In the event that we would be in default of a covenant under the Revolver, we could request a waiver of the covenant from our bank group. Should the banks deny our request to waive the covenant requirement, the outstanding borrowings under the Revolver would become payable on demand and would be reclassified as a component of current liabilities on our Condensed Consolidated Balance Sheets. In addition, the Revolver imposes limitations on dividends as well as limits the ability to incur indebtedness, grant liens, make certain loans, acquisitions and investments, make any material change to the nature of our business, or enter into a merger or sale of our assets, including the sale or transfer of interests in our subsidiaries.
 
Future Capital Needs and Commitments
 
In 2011, we anticipate making capital expenditures, excluding any additional acquisitions, of approximately $438 million. The capital expenditures have been and will continue to be funded primarily by operating cash flows and, as necessary, proceeds from non-core asset sales and borrowing under the Revolver. We continually review drilling and other capital expenditure plans and may change the amount we spend in any area based on available opportunities, industry conditions, cash flows provided by operating activities and the availability of capital.
 
Based on expenditures to date and forecasted activity for the remainder of 2011, we expect to allocate the capital expenditures as follows: Eagle Ford Shale (66%), Marcellus Shale (9%), Mid-Continent region (20%) and all other areas (5%). This allocation includes approximately 84% for development and exploratory drilling, 11% for leasehold acquisition and 5% for seismic and other projects. We anticipate that we will allocate approximately 83% of capital expenditures to oil and NGL projects.

 
37

 
 
Environmental Matters
 
Extensive federal, state and local laws govern oil and natural gas operations, regulate the discharge of materials into the environment or otherwise relate to the protection of the environment. Numerous governmental departments issue rules and regulations to implement and enforce such laws that are often difficult and costly to comply with and which carry substantial administrative, civil and even criminal penalties for failure to comply. Some laws, rules and regulations relating to protection of the environment may, in certain circumstances, impose “strict liability” for environmental contamination, rendering a person liable for environmental and natural resource damages and cleanup costs without regard to negligence or fault on the part of such person. Other laws, rules and regulations may restrict the rate of oil and natural gas production below the rate that would otherwise exist or even prohibit exploration or production activities in sensitive areas. In addition, state laws often require some form of remedial action to prevent pollution from former operations including the plugging of abandoned wells. As of September 30, 2011, we have outstanding asset retirement obligations of approximately $6.0 million attributable to these activities. The regulatory burden on the oil and natural gas industry increases its cost of doing business and consequently affects its profitability. These laws, rules and regulations affect our operations, as well as the oil and gas exploration and production industry in general. We believe that we are in substantial compliance with current applicable environmental laws, rules and regulations and that continued compliance with existing requirements will not have a material impact on our financial condition or results of operations. Nevertheless, changes in existing environmental laws or the adoption of new environmental laws have the potential to adversely affect our operations. See Item 1A Risk Factors.

Recorded information:
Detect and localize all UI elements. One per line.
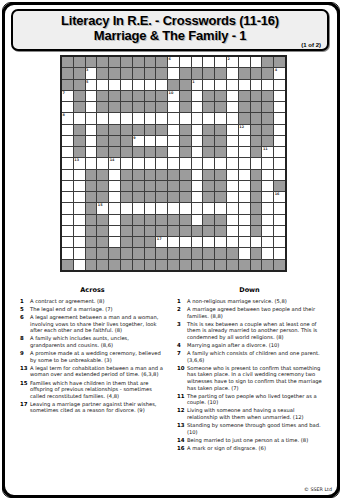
grid-cell[interactable] xyxy=(145,203,156,213)
grid-cell-block xyxy=(168,80,179,90)
grid-cell[interactable] xyxy=(262,80,273,90)
clue-number-label: 9 xyxy=(133,136,135,140)
grid-cell[interactable] xyxy=(192,170,203,180)
grid-cell-block xyxy=(121,248,132,258)
clue-item-text: A family which includes aunts, uncles, g… xyxy=(30,335,165,348)
grid-cell[interactable] xyxy=(74,215,85,225)
grid-cell[interactable] xyxy=(227,125,238,135)
clue-item-text: Living with someone and having a sexual … xyxy=(187,407,322,420)
grid-cell[interactable] xyxy=(227,170,238,180)
down-clues-list: 1A non-religious marriage service. (5,8)… xyxy=(177,298,322,451)
grid-cell[interactable] xyxy=(215,80,226,90)
grid-cell-block xyxy=(74,91,85,101)
grid-cell[interactable] xyxy=(180,57,191,67)
grid-cell[interactable] xyxy=(74,170,85,180)
grid-cell[interactable]: 9 xyxy=(133,136,144,146)
grid-cell-block xyxy=(251,125,262,135)
grid-cell-block xyxy=(251,147,262,157)
grid-cell[interactable] xyxy=(145,158,156,168)
grid-cell[interactable] xyxy=(274,91,285,101)
clue-item: 13A legal term for cohabitation between … xyxy=(20,365,165,378)
grid-cell[interactable] xyxy=(121,203,132,213)
grid-cell[interactable] xyxy=(62,181,73,191)
grid-cell[interactable] xyxy=(239,192,250,202)
grid-cell-block xyxy=(97,248,108,258)
grid-cell-block xyxy=(133,226,144,236)
grid-cell[interactable] xyxy=(274,215,285,225)
grid-cell-block xyxy=(121,181,132,191)
grid-cell-block xyxy=(121,68,132,78)
grid-cell[interactable] xyxy=(251,57,262,67)
clue-number-label: 2 xyxy=(228,57,230,61)
grid-cell[interactable] xyxy=(168,237,179,247)
grid-cell[interactable] xyxy=(262,226,273,236)
grid-cell[interactable] xyxy=(62,237,73,247)
grid-cell[interactable] xyxy=(262,237,273,247)
clue-item-text: Standing by someone through good times a… xyxy=(187,422,322,435)
grid-cell-block xyxy=(180,248,191,258)
grid-cell[interactable] xyxy=(109,80,120,90)
grid-cell[interactable] xyxy=(227,226,238,236)
grid-cell[interactable] xyxy=(203,57,214,67)
grid-cell-block xyxy=(97,226,108,236)
grid-cell[interactable] xyxy=(168,136,179,146)
grid-cell[interactable] xyxy=(239,226,250,236)
grid-cell[interactable] xyxy=(203,158,214,168)
grid-cell[interactable] xyxy=(215,203,226,213)
grid-cell-block xyxy=(262,57,273,67)
grid-cell[interactable] xyxy=(192,125,203,135)
grid-cell-block xyxy=(251,181,262,191)
grid-cell[interactable] xyxy=(109,170,120,180)
grid-cell[interactable] xyxy=(192,113,203,123)
grid-cell-block xyxy=(180,260,191,270)
grid-cell[interactable] xyxy=(227,147,238,157)
grid-cell[interactable] xyxy=(168,147,179,157)
grid-cell-block xyxy=(97,136,108,146)
grid-cell[interactable] xyxy=(180,158,191,168)
grid-cell[interactable] xyxy=(227,203,238,213)
clue-number-label: 17 xyxy=(157,237,162,241)
grid-cell-block xyxy=(215,125,226,135)
across-clues-column: Across 1A contract or agreement. (8)5The… xyxy=(14,286,171,453)
grid-cell-block xyxy=(239,102,250,112)
grid-cell-block xyxy=(121,215,132,225)
grid-cell[interactable] xyxy=(203,203,214,213)
clue-item-text: A mark or sign of disgrace. (6) xyxy=(187,445,322,452)
grid-cell[interactable] xyxy=(62,226,73,236)
grid-cell[interactable] xyxy=(97,80,108,90)
grid-cell[interactable] xyxy=(62,170,73,180)
grid-cell[interactable] xyxy=(274,158,285,168)
grid-cell[interactable] xyxy=(62,158,73,168)
grid-cell[interactable] xyxy=(239,203,250,213)
grid-cell[interactable] xyxy=(74,113,85,123)
page-title-line1: Literacy In R.E. - Crosswords (11-16) xyxy=(13,13,327,28)
grid-cell[interactable] xyxy=(203,237,214,247)
clue-item: 17Leaving a marriage partner against the… xyxy=(20,401,165,414)
clue-item-number: 17 xyxy=(20,401,30,414)
grid-cell-block xyxy=(215,192,226,202)
grid-cell[interactable] xyxy=(274,80,285,90)
grid-cell[interactable] xyxy=(274,170,285,180)
clue-item: 3This is sex between a couple when at le… xyxy=(177,321,322,341)
grid-cell[interactable] xyxy=(262,248,273,258)
grid-cell[interactable]: 1 xyxy=(192,80,203,90)
grid-cell[interactable] xyxy=(121,80,132,90)
grid-cell-block xyxy=(86,237,97,247)
grid-cell[interactable] xyxy=(74,226,85,236)
grid-cell[interactable]: 2 xyxy=(227,57,238,67)
grid-cell[interactable] xyxy=(145,136,156,146)
clue-number-label: 4 xyxy=(275,68,277,72)
grid-cell[interactable] xyxy=(262,203,273,213)
crossword-grid: 6234517108129111314161517 xyxy=(62,57,285,270)
grid-cell-block xyxy=(262,125,273,135)
grid-cell-block xyxy=(251,248,262,258)
grid-cell-block xyxy=(203,125,214,135)
grid-cell[interactable] xyxy=(192,136,203,146)
grid-cell[interactable] xyxy=(62,136,73,146)
grid-cell[interactable]: 6 xyxy=(168,57,179,67)
grid-cell[interactable] xyxy=(109,113,120,123)
grid-cell[interactable] xyxy=(239,181,250,191)
grid-cell[interactable] xyxy=(215,158,226,168)
grid-cell[interactable] xyxy=(215,113,226,123)
grid-cell[interactable] xyxy=(74,260,85,270)
grid-cell-block xyxy=(215,102,226,112)
grid-cell[interactable] xyxy=(215,237,226,247)
title-box: Literacy In R.E. - Crosswords (11-16) Ma… xyxy=(11,9,329,51)
grid-cell[interactable] xyxy=(133,158,144,168)
grid-cell[interactable]: 8 xyxy=(62,113,73,123)
grid-cell-block xyxy=(121,136,132,146)
grid-cell-block xyxy=(109,136,120,146)
clue-number-label: 10 xyxy=(169,91,174,95)
grid-cell[interactable] xyxy=(192,203,203,213)
grid-cell-block xyxy=(97,181,108,191)
clue-item: 13Standing by someone through good times… xyxy=(177,422,322,435)
grid-cell-block xyxy=(180,170,191,180)
grid-cell[interactable] xyxy=(145,80,156,90)
grid-cell-block xyxy=(156,57,167,67)
grid-cell[interactable]: 4 xyxy=(274,68,285,78)
clue-item: 9A promise made at a wedding ceremony, b… xyxy=(20,350,165,363)
grid-cell[interactable]: 11 xyxy=(262,147,273,157)
grid-cell[interactable]: 13 xyxy=(74,158,85,168)
clue-item-number: 10 xyxy=(177,365,187,391)
grid-cell[interactable]: 17 xyxy=(156,237,167,247)
grid-cell[interactable] xyxy=(192,215,203,225)
grid-cell[interactable] xyxy=(156,80,167,90)
grid-cell-block xyxy=(168,215,179,225)
grid-cell[interactable] xyxy=(180,113,191,123)
grid-cell[interactable] xyxy=(192,237,203,247)
grid-cell[interactable] xyxy=(86,136,97,146)
clue-item: 6A legal agreement between a man and a w… xyxy=(20,314,165,334)
grid-cell[interactable] xyxy=(168,203,179,213)
grid-cell[interactable]: 15 xyxy=(97,203,108,213)
grid-cell[interactable] xyxy=(133,113,144,123)
grid-cell[interactable] xyxy=(62,192,73,202)
grid-cell[interactable] xyxy=(62,125,73,135)
grid-cell[interactable] xyxy=(109,226,120,236)
clue-item-number: 1 xyxy=(177,298,187,305)
grid-cell[interactable] xyxy=(121,158,132,168)
grid-cell[interactable] xyxy=(109,203,120,213)
grid-cell[interactable] xyxy=(109,192,120,202)
grid-cell[interactable] xyxy=(239,136,250,146)
grid-cell-block xyxy=(86,203,97,213)
grid-cell-block xyxy=(239,113,250,123)
grid-cell[interactable] xyxy=(227,192,238,202)
grid-cell[interactable] xyxy=(262,158,273,168)
grid-cell-block xyxy=(121,260,132,270)
grid-cell[interactable] xyxy=(274,203,285,213)
grid-cell[interactable] xyxy=(156,158,167,168)
grid-cell-block xyxy=(145,125,156,135)
grid-cell[interactable] xyxy=(192,102,203,112)
grid-cell-block xyxy=(180,192,191,202)
grid-cell-block xyxy=(239,260,250,270)
grid-cell-block xyxy=(251,113,262,123)
grid-cell-block xyxy=(86,181,97,191)
grid-cell[interactable] xyxy=(192,192,203,202)
grid-cell-block xyxy=(274,260,285,270)
clue-item: 5The legal end of a marriage. (7) xyxy=(20,306,165,313)
grid-cell-block xyxy=(145,192,156,202)
grid-cell[interactable] xyxy=(227,80,238,90)
grid-cell[interactable] xyxy=(274,136,285,146)
grid-cell-block xyxy=(156,91,167,101)
grid-cell[interactable] xyxy=(215,57,226,67)
grid-cell[interactable] xyxy=(227,102,238,112)
clue-item-text: A contract or agreement. (8) xyxy=(30,298,165,305)
grid-cell[interactable] xyxy=(62,215,73,225)
grid-cell[interactable] xyxy=(180,203,191,213)
grid-cell[interactable] xyxy=(74,181,85,191)
grid-cell[interactable] xyxy=(145,113,156,123)
grid-cell-block xyxy=(121,237,132,247)
clue-item-number: 4 xyxy=(177,342,187,349)
grid-cell-block xyxy=(97,57,108,67)
clue-item-text: This is sex between a couple when at lea… xyxy=(187,321,322,341)
grid-cell[interactable] xyxy=(168,68,179,78)
grid-cell[interactable] xyxy=(133,203,144,213)
clue-number-label: 16 xyxy=(275,192,280,196)
grid-cell[interactable] xyxy=(86,147,97,157)
grid-cell-block xyxy=(133,260,144,270)
grid-cell[interactable] xyxy=(192,91,203,101)
grid-cell[interactable] xyxy=(274,147,285,157)
grid-cell[interactable] xyxy=(62,203,73,213)
grid-cell[interactable] xyxy=(86,102,97,112)
clue-item-number: 6 xyxy=(20,314,30,334)
grid-cell[interactable] xyxy=(203,113,214,123)
grid-cell[interactable] xyxy=(156,136,167,146)
grid-cell-block xyxy=(97,260,108,270)
grid-cell[interactable] xyxy=(227,136,238,146)
grid-cell[interactable] xyxy=(203,80,214,90)
grid-cell-block xyxy=(133,57,144,67)
grid-cell-block xyxy=(203,226,214,236)
clue-item-number: 7 xyxy=(177,350,187,363)
grid-cell[interactable] xyxy=(251,80,262,90)
grid-cell[interactable] xyxy=(262,192,273,202)
grid-cell[interactable] xyxy=(227,215,238,225)
grid-cell[interactable] xyxy=(156,203,167,213)
clue-number-label: 11 xyxy=(263,147,268,151)
grid-cell[interactable] xyxy=(274,125,285,135)
grid-cell[interactable] xyxy=(62,147,73,157)
grid-cell-block xyxy=(251,102,262,112)
grid-cell[interactable] xyxy=(74,192,85,202)
grid-cell[interactable] xyxy=(156,113,167,123)
grid-cell-block xyxy=(109,125,120,135)
grid-cell-block xyxy=(251,260,262,270)
grid-cell[interactable] xyxy=(239,80,250,90)
grid-cell-block xyxy=(180,136,191,146)
grid-cell[interactable] xyxy=(227,181,238,191)
grid-cell[interactable] xyxy=(239,57,250,67)
grid-cell[interactable] xyxy=(74,203,85,213)
grid-cell[interactable] xyxy=(97,158,108,168)
grid-cell[interactable] xyxy=(86,91,97,101)
grid-cell[interactable] xyxy=(74,248,85,258)
grid-cell[interactable] xyxy=(86,113,97,123)
grid-cell[interactable] xyxy=(227,113,238,123)
grid-cell-block xyxy=(145,170,156,180)
grid-cell[interactable] xyxy=(192,158,203,168)
grid-cell-block xyxy=(180,102,191,112)
grid-cell[interactable] xyxy=(62,248,73,258)
grid-cell[interactable] xyxy=(192,57,203,67)
grid-cell-block xyxy=(262,113,273,123)
grid-cell[interactable] xyxy=(274,226,285,236)
grid-cell-block xyxy=(192,260,203,270)
grid-cell[interactable] xyxy=(262,181,273,191)
grid-cell[interactable] xyxy=(227,68,238,78)
grid-cell-block xyxy=(97,170,108,180)
grid-cell[interactable] xyxy=(262,215,273,225)
grid-cell-block xyxy=(145,181,156,191)
grid-cell[interactable]: 10 xyxy=(168,91,179,101)
grid-cell[interactable] xyxy=(227,91,238,101)
grid-cell[interactable] xyxy=(109,181,120,191)
grid-cell[interactable]: 3 xyxy=(86,68,97,78)
grid-cell-block xyxy=(215,136,226,146)
grid-cell-block xyxy=(121,147,132,157)
grid-cell[interactable]: 16 xyxy=(274,192,285,202)
grid-cell[interactable] xyxy=(227,237,238,247)
grid-cell[interactable] xyxy=(251,237,262,247)
grid-cell[interactable] xyxy=(262,170,273,180)
grid-cell[interactable] xyxy=(121,113,132,123)
grid-cell-block xyxy=(145,68,156,78)
clue-item: 4Marrying again after a divorce. (10) xyxy=(177,342,322,349)
grid-cell[interactable] xyxy=(239,147,250,157)
grid-cell[interactable] xyxy=(97,113,108,123)
grid-cell[interactable] xyxy=(86,158,97,168)
grid-cell-block xyxy=(133,248,144,258)
grid-cell[interactable] xyxy=(133,80,144,90)
grid-cell[interactable]: 7 xyxy=(62,91,73,101)
grid-cell[interactable] xyxy=(168,102,179,112)
grid-cell-block xyxy=(145,248,156,258)
grid-cell-block xyxy=(62,260,73,270)
grid-cell[interactable] xyxy=(192,181,203,191)
grid-cell[interactable] xyxy=(109,237,120,247)
grid-cell[interactable] xyxy=(109,215,120,225)
grid-cell-block xyxy=(192,68,203,78)
grid-cell[interactable] xyxy=(168,158,179,168)
grid-cell-block xyxy=(97,192,108,202)
grid-cell-block xyxy=(262,91,273,101)
grid-cell-block xyxy=(121,102,132,112)
grid-cell[interactable] xyxy=(227,158,238,168)
page-title-line2: Marriage & The Family - 1 xyxy=(13,28,327,43)
grid-cell[interactable]: 12 xyxy=(239,125,250,135)
grid-cell-block xyxy=(180,215,191,225)
grid-cell[interactable] xyxy=(192,147,203,157)
grid-cell-block xyxy=(251,215,262,225)
grid-cell[interactable] xyxy=(251,158,262,168)
grid-cell-block xyxy=(62,57,73,67)
grid-cell[interactable] xyxy=(86,125,97,135)
grid-cell-block xyxy=(203,248,214,258)
grid-cell-block xyxy=(180,68,191,78)
clue-item-text: Someone who is present to confirm that s… xyxy=(187,365,322,391)
grid-cell[interactable] xyxy=(239,158,250,168)
clue-number-label: 13 xyxy=(74,158,79,162)
grid-cell[interactable] xyxy=(239,237,250,247)
grid-cell[interactable] xyxy=(274,248,285,258)
clue-item-number: 2 xyxy=(177,306,187,319)
grid-cell[interactable] xyxy=(239,170,250,180)
grid-cell[interactable] xyxy=(239,215,250,225)
down-header: Down xyxy=(177,286,322,294)
grid-cell-block xyxy=(121,192,132,202)
grid-cell-block xyxy=(215,248,226,258)
clue-item: 2A marriage agreed between two people an… xyxy=(177,306,322,319)
grid-cell-block xyxy=(145,91,156,101)
grid-cell-block xyxy=(239,68,250,78)
clue-number-label: 14 xyxy=(110,158,115,162)
grid-cell[interactable] xyxy=(180,237,191,247)
grid-cell-block xyxy=(145,237,156,247)
grid-cell[interactable] xyxy=(168,113,179,123)
clue-item: 16A mark or sign of disgrace. (6) xyxy=(177,445,322,452)
grid-cell-block xyxy=(215,170,226,180)
grid-cell-block xyxy=(168,170,179,180)
grid-cell-block xyxy=(215,181,226,191)
clue-item-number: 11 xyxy=(177,393,187,406)
grid-cell-block xyxy=(145,226,156,236)
grid-cell[interactable] xyxy=(62,102,73,112)
grid-cell-block xyxy=(251,226,262,236)
grid-cell[interactable] xyxy=(274,113,285,123)
grid-cell[interactable]: 5 xyxy=(86,80,97,90)
grid-cell-block xyxy=(274,181,285,191)
grid-cell[interactable] xyxy=(168,125,179,135)
grid-cell[interactable] xyxy=(239,248,250,258)
page-note: (1 of 2) xyxy=(301,42,321,48)
grid-cell[interactable]: 14 xyxy=(109,158,120,168)
grid-cell[interactable] xyxy=(274,237,285,247)
grid-cell[interactable] xyxy=(274,102,285,112)
grid-cell-block xyxy=(251,192,262,202)
grid-cell[interactable] xyxy=(74,237,85,247)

Exercise A: Reproduce the part of the financial filing excerpt starting at "Based on expenditures" and ending at "and NGL projects.".
Exercise B: In the financial filing excerpt, list each category in the planned 2011 allocation of capital expenditures by area, along with its percentage.
Exercise C: Continue the financial filing excerpt on capital needs and environmental matters from the point where it stops.

Exercise response A:
Based on expenditures to date and forecasted activity for the remainder of 2011, we expect to allocate the capital expenditures as follows: Eagle Ford Shale (66%), Marcellus Shale (9%), Mid-Continent region (20%) and all other areas (5%). This allocation includes approximately 84% for development and exploratory drilling, 11% for leasehold acquisition and 5% for seismic and other projects. We anticipate that we will allocate approximately 83% of capital expenditures to oil and NGL projects.

Exercise response B:
Eagle Ford Shale (66%)
Marcellus Shale (9%)
Mid-Continent region (20%)
All other areas (5%)

Exercise response C:
 
Critical Accounting Estimates
 
The process of preparing financial statements in accordance with accounting principles generally accepted in the United States of America requires our management to make estimates and judgments regarding certain items and transactions.  It is possible that materially different amounts could be recorded if these estimates and judgments change or if the actual results differ from these estimates and judgments.  Our most critical accounting estimates that involve the judgment of our management were fully disclosed in our Annual Report on Form 10-K for the year ended December 31, 2010 and remained unchanged as of September 30, 2011.
 
New Accounting Standards
 
During the quarter ended September 30, 2011, no new accounting standards were adopted or were pending adoption that would have a significant impact on our Condensed Consolidated Financial Statements and Notes.

 
38

 

Item 3    Quantitative and Qualitative Disclosures About Market Risk
 
Market risk is the risk of loss arising from adverse changes in market rates and prices.  The principal market risks to which we are exposed are interest rate risk and commodity price risk. Our interest rate risk is attributable to our borrowings under the Revolver at variable interest rates. A change in interest rates of one percent on our outstanding Revolver borrowings as of September 30, 2011 would result in a change in interest expense of approximately $0.2 million on an annual basis.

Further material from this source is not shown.